[Figure collection entries]
———
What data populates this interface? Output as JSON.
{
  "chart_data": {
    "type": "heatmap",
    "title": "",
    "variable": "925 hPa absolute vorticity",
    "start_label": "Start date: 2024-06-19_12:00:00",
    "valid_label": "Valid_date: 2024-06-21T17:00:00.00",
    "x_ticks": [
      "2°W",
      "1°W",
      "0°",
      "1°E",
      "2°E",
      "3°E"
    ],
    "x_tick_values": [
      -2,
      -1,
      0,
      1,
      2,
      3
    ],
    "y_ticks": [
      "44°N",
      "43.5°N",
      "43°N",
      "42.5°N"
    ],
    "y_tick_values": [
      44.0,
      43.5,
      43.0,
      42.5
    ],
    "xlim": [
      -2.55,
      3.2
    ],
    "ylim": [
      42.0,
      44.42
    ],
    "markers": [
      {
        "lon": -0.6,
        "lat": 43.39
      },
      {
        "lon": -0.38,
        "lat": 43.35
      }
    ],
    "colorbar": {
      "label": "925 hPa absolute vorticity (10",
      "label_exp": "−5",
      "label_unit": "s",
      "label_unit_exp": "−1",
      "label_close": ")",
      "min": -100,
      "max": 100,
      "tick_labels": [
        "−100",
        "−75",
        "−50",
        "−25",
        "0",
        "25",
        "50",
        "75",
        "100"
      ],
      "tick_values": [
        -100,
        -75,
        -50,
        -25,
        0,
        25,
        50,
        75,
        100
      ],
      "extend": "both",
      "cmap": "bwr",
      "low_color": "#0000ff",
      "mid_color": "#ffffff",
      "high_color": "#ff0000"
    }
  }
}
———
EXERCISE OBJECTIVE:
Locate the word "vorticity" in the records and collect each line it appears in.

THE RESULT:
    "variable": "925 hPa absolute vorticity",
      "label": "925 hPa absolute vorticity (10",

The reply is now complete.